● Request: Can you find the lines of the listing that include "Página" and copy every one?

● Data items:
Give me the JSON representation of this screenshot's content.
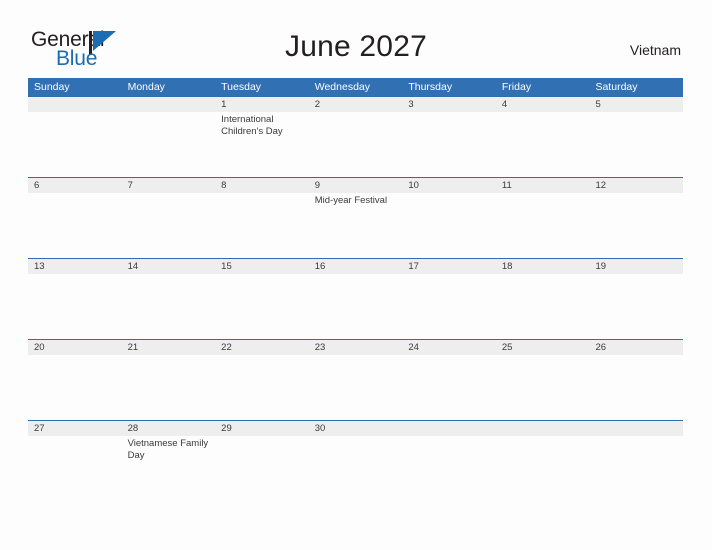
{
  "brand": {
    "name_top": "General",
    "name_bottom": "Blue",
    "mark_icon": "triangle-flag-icon",
    "accent_color": "#1b6cb0",
    "text_color": "#231f20"
  },
  "header": {
    "title": "June 2027",
    "country": "Vietnam",
    "header_blue": "#3070b3",
    "row_line_color": "#2e6daf",
    "daynum_band_color": "#eeeeee"
  },
  "weekdays": [
    "Sunday",
    "Monday",
    "Tuesday",
    "Wednesday",
    "Thursday",
    "Friday",
    "Saturday"
  ],
  "weeks": [
    [
      {
        "day": "",
        "event": ""
      },
      {
        "day": "",
        "event": ""
      },
      {
        "day": "1",
        "event": "International Children's Day"
      },
      {
        "day": "2",
        "event": ""
      },
      {
        "day": "3",
        "event": ""
      },
      {
        "day": "4",
        "event": ""
      },
      {
        "day": "5",
        "event": ""
      }
    ],
    [
      {
        "day": "6",
        "event": ""
      },
      {
        "day": "7",
        "event": ""
      },
      {
        "day": "8",
        "event": ""
      },
      {
        "day": "9",
        "event": "Mid-year Festival"
      },
      {
        "day": "10",
        "event": ""
      },
      {
        "day": "11",
        "event": ""
      },
      {
        "day": "12",
        "event": ""
      }
    ],
    [
      {
        "day": "13",
        "event": ""
      },
      {
        "day": "14",
        "event": ""
      },
      {
        "day": "15",
        "event": ""
      },
      {
        "day": "16",
        "event": ""
      },
      {
        "day": "17",
        "event": ""
      },
      {
        "day": "18",
        "event": ""
      },
      {
        "day": "19",
        "event": ""
      }
    ],
    [
      {
        "day": "20",
        "event": ""
      },
      {
        "day": "21",
        "event": ""
      },
      {
        "day": "22",
        "event": ""
      },
      {
        "day": "23",
        "event": ""
      },
      {
        "day": "24",
        "event": ""
      },
      {
        "day": "25",
        "event": ""
      },
      {
        "day": "26",
        "event": ""
      }
    ],
    [
      {
        "day": "27",
        "event": ""
      },
      {
        "day": "28",
        "event": "Vietnamese Family Day"
      },
      {
        "day": "29",
        "event": ""
      },
      {
        "day": "30",
        "event": ""
      },
      {
        "day": "",
        "event": ""
      },
      {
        "day": "",
        "event": ""
      },
      {
        "day": "",
        "event": ""
      }
    ]
  ]
}
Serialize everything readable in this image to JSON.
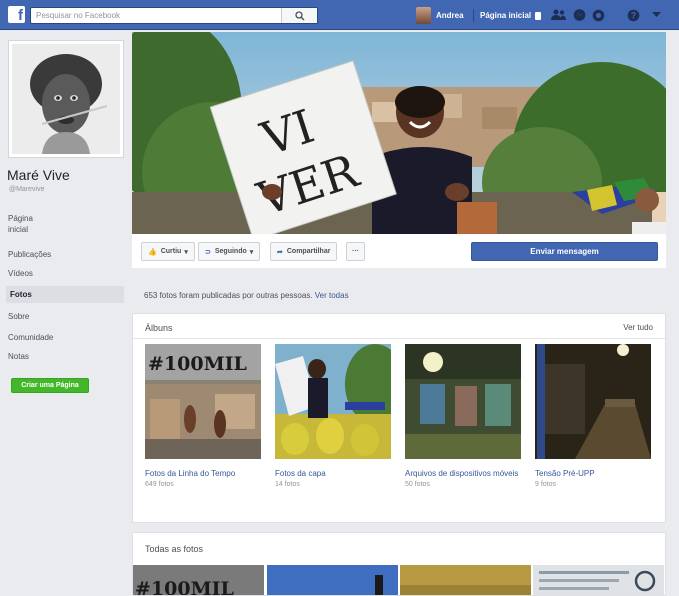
{
  "topbar": {
    "search_placeholder": "Pesquisar no Facebook",
    "logo": "f",
    "user_name": "Andrea",
    "home_label": "Página inicial",
    "icons": [
      "friends-icon",
      "messages-icon",
      "notifications-icon",
      "help-icon",
      "dropdown-icon"
    ],
    "brand_color": "#4267b2"
  },
  "page": {
    "name": "Maré Vive",
    "handle": "@Marevive"
  },
  "nav": {
    "items": [
      {
        "label": "Página inicial"
      },
      {
        "label": "Publicações"
      },
      {
        "label": "Vídeos"
      },
      {
        "label": "Fotos",
        "active": true
      },
      {
        "label": "Sobre"
      },
      {
        "label": "Comunidade"
      },
      {
        "label": "Notas"
      }
    ],
    "create_page_label": "Criar uma Página"
  },
  "cover": {
    "sign_text_line1": "VI",
    "sign_text_line2": "VER"
  },
  "actions": {
    "like_label": "Curtiu",
    "follow_label": "Seguindo",
    "share_label": "Compartilhar",
    "more_label": "···",
    "message_label": "Enviar mensagem"
  },
  "photos_info": {
    "text": "653 fotos foram publicadas por outras pessoas.",
    "link": "Ver todas"
  },
  "albums": {
    "title": "Álbuns",
    "see_all": "Ver tudo",
    "items": [
      {
        "name": "Fotos da Linha do Tempo",
        "count": "649 fotos",
        "overlay": "#100MIL"
      },
      {
        "name": "Fotos da capa",
        "count": "14 fotos"
      },
      {
        "name": "Arquivos de dispositivos móveis",
        "count": "50 fotos"
      },
      {
        "name": "Tensão Pré-UPP",
        "count": "9 fotos"
      }
    ]
  },
  "all_photos": {
    "title": "Todas as fotos",
    "first_overlay": "#100MIL"
  }
}
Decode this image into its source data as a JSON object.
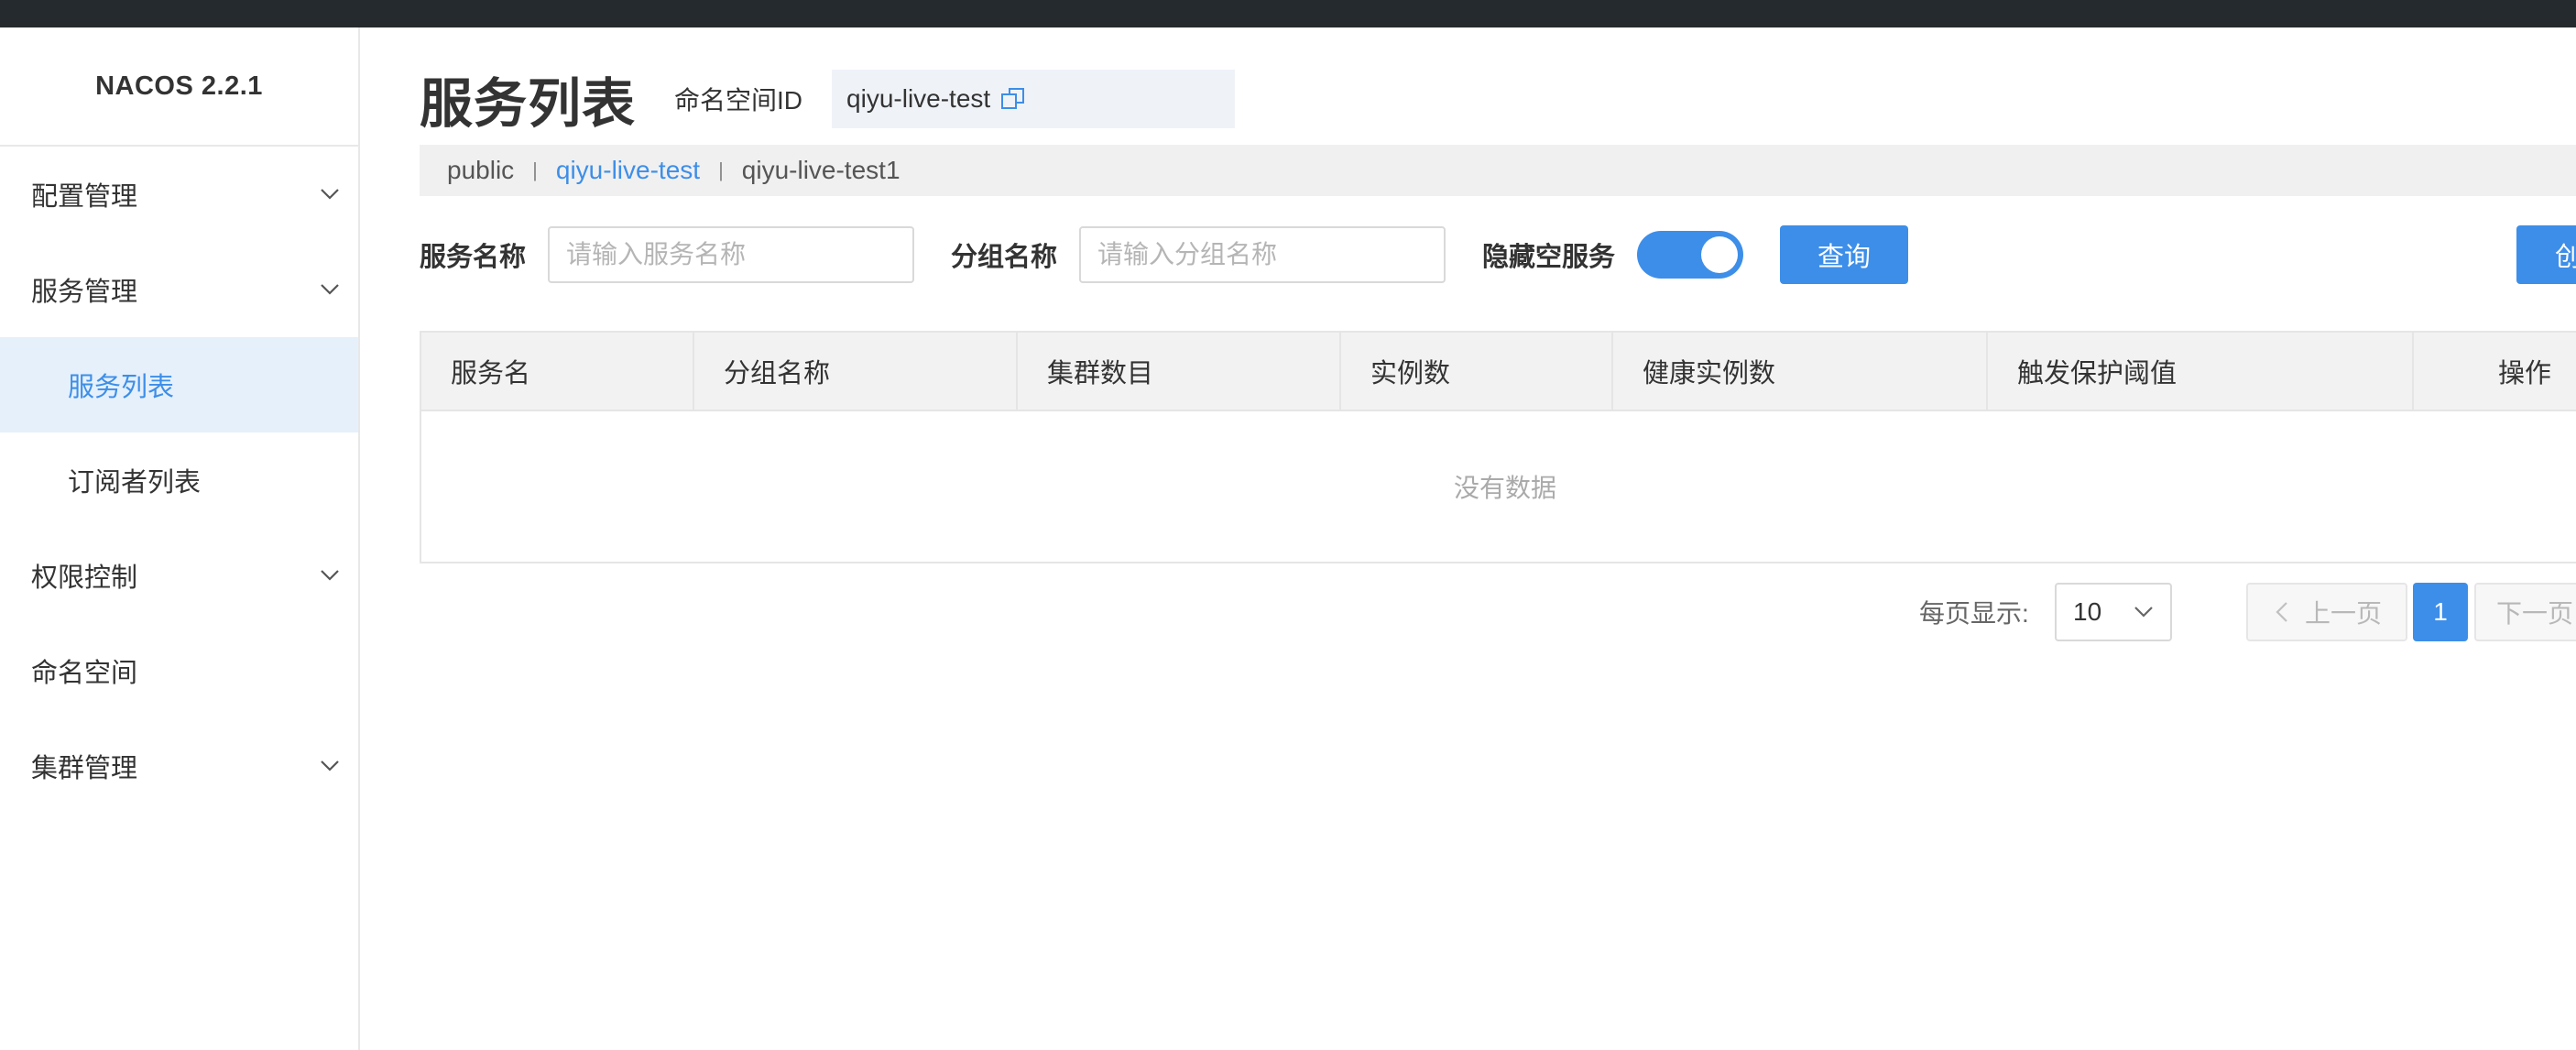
{
  "app": {
    "logo": "NACOS 2.2.1"
  },
  "sidebar": {
    "items": [
      {
        "label": "配置管理",
        "expandable": true
      },
      {
        "label": "服务管理",
        "expandable": true
      },
      {
        "label": "服务列表",
        "sub": true,
        "active": true
      },
      {
        "label": "订阅者列表",
        "sub": true
      },
      {
        "label": "权限控制",
        "expandable": true
      },
      {
        "label": "命名空间"
      },
      {
        "label": "集群管理",
        "expandable": true
      }
    ]
  },
  "header": {
    "title": "服务列表",
    "namespace_label": "命名空间ID",
    "namespace_id": "qiyu-live-test"
  },
  "namespaces": [
    {
      "label": "public"
    },
    {
      "label": "qiyu-live-test",
      "active": true
    },
    {
      "label": "qiyu-live-test1"
    }
  ],
  "namespace_separator": "|",
  "filters": {
    "service_name_label": "服务名称",
    "service_name_placeholder": "请输入服务名称",
    "group_name_label": "分组名称",
    "group_name_placeholder": "请输入分组名称",
    "hide_empty_label": "隐藏空服务",
    "hide_empty_on": true,
    "query_button": "查询",
    "create_button": "创建服务"
  },
  "table": {
    "columns": [
      "服务名",
      "分组名称",
      "集群数目",
      "实例数",
      "健康实例数",
      "触发保护阈值",
      "操作"
    ],
    "rows": [],
    "empty_text": "没有数据"
  },
  "pagination": {
    "per_page_label": "每页显示:",
    "per_page_value": "10",
    "prev_label": "上一页",
    "next_label": "下一页",
    "current_page": "1"
  },
  "colors": {
    "accent": "#3d8ee8",
    "topbar": "#252a2f",
    "active_bg": "#e5f0fb"
  }
}
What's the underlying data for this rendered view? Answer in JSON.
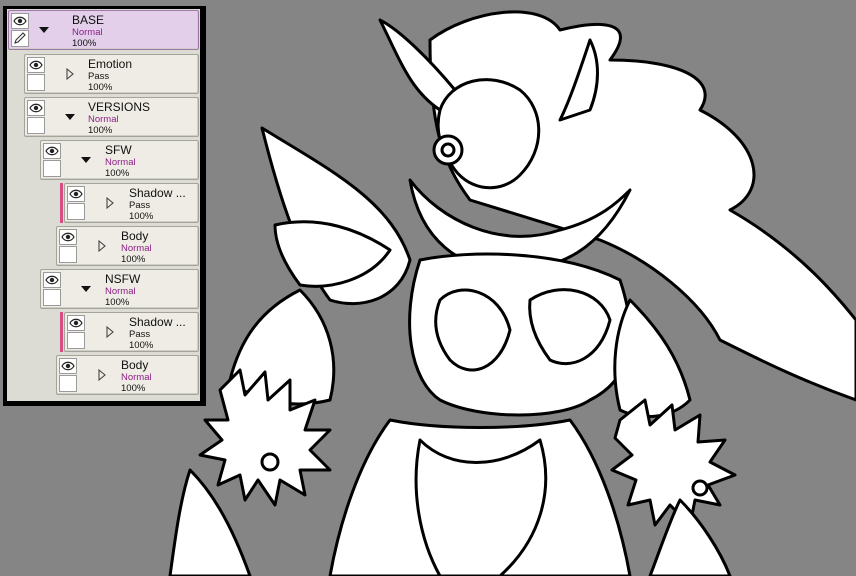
{
  "layers": [
    {
      "name": "BASE",
      "blend": "Normal",
      "opacity": "100%",
      "expanded": true,
      "selected": true
    },
    {
      "name": "Emotion",
      "blend": "Pass",
      "opacity": "100%",
      "expanded": false
    },
    {
      "name": "VERSIONS",
      "blend": "Normal",
      "opacity": "100%",
      "expanded": true
    },
    {
      "name": "SFW",
      "blend": "Normal",
      "opacity": "100%",
      "expanded": true
    },
    {
      "name": "Shadow ...",
      "blend": "Pass",
      "opacity": "100%",
      "expanded": false,
      "clipped": true
    },
    {
      "name": "Body",
      "blend": "Normal",
      "opacity": "100%",
      "expanded": false
    },
    {
      "name": "NSFW",
      "blend": "Normal",
      "opacity": "100%",
      "expanded": true
    },
    {
      "name": "Shadow ...",
      "blend": "Pass",
      "opacity": "100%",
      "expanded": false,
      "clipped": true
    },
    {
      "name": "Body",
      "blend": "Normal",
      "opacity": "100%",
      "expanded": false
    }
  ],
  "colors": {
    "canvas_background": "#858585",
    "selected_layer": "#e3cfea",
    "blend_normal_text": "#8c1f86",
    "clip_accent": "#d84d83"
  },
  "icons": {
    "visibility": "eye-icon",
    "edit": "pencil-icon",
    "expanded": "triangle-down-icon",
    "collapsed": "triangle-right-icon"
  }
}
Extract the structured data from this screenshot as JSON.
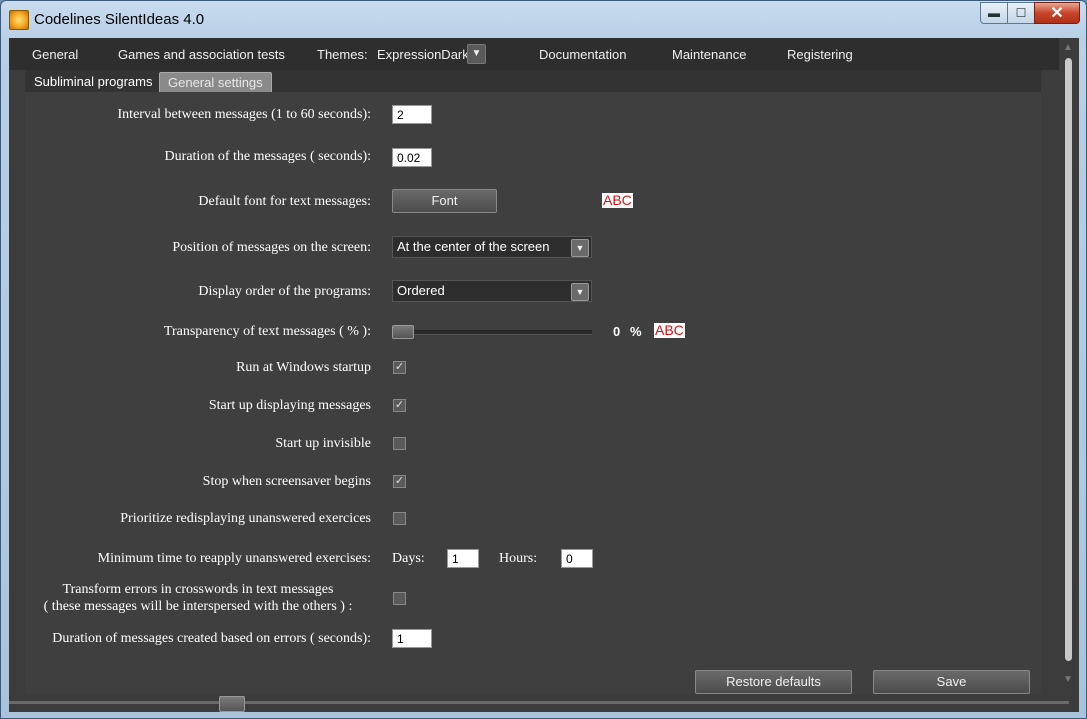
{
  "window": {
    "title": "Codelines SilentIdeas 4.0",
    "min_icon": "minimize-icon",
    "max_icon": "maximize-icon",
    "close_icon": "close-icon"
  },
  "menu": {
    "items": [
      "General",
      "Games and association tests",
      "Themes:",
      "Documentation",
      "Maintenance",
      "Registering"
    ],
    "theme_value": "ExpressionDark"
  },
  "subtabs": [
    "Subliminal programs",
    "General settings"
  ],
  "form": {
    "interval_label": "Interval between messages (1 to 60 seconds):",
    "interval_value": "2",
    "duration_label": "Duration of the messages ( seconds):",
    "duration_value": "0.02",
    "font_label": "Default font for text messages:",
    "font_button": "Font",
    "font_preview": "ABC",
    "position_label": "Position of messages on the screen:",
    "position_value": "At the center of the screen",
    "order_label": "Display order of the programs:",
    "order_value": "Ordered",
    "transparency_label": "Transparency of text messages ( % ):",
    "transparency_value": "0",
    "transparency_unit": "%",
    "transparency_preview": "ABC",
    "run_startup_label": "Run at Windows startup",
    "run_startup_checked": true,
    "start_displaying_label": "Start up displaying messages",
    "start_displaying_checked": true,
    "start_invisible_label": "Start up invisible",
    "start_invisible_checked": false,
    "stop_screensaver_label": "Stop when screensaver begins",
    "stop_screensaver_checked": true,
    "prioritize_label": "Prioritize redisplaying unanswered exercices",
    "prioritize_checked": false,
    "min_time_label": "Minimum time to reapply unanswered exercises:",
    "days_label": "Days:",
    "days_value": "1",
    "hours_label": "Hours:",
    "hours_value": "0",
    "transform_label_1": "Transform errors in crosswords in text messages",
    "transform_label_2": "( these messages will be interspersed with the others ) :",
    "transform_checked": false,
    "errors_duration_label": "Duration of messages created based on errors ( seconds):",
    "errors_duration_value": "1"
  },
  "buttons": {
    "restore": "Restore defaults",
    "save": "Save"
  },
  "colors": {
    "panel_bg": "#3f3f3f",
    "preview_text": "#dd1111"
  }
}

● Finished task:
    "home_label": "Página inicial",
        "label": "Página inicial"
    "create_page_label": "Criar uma Página"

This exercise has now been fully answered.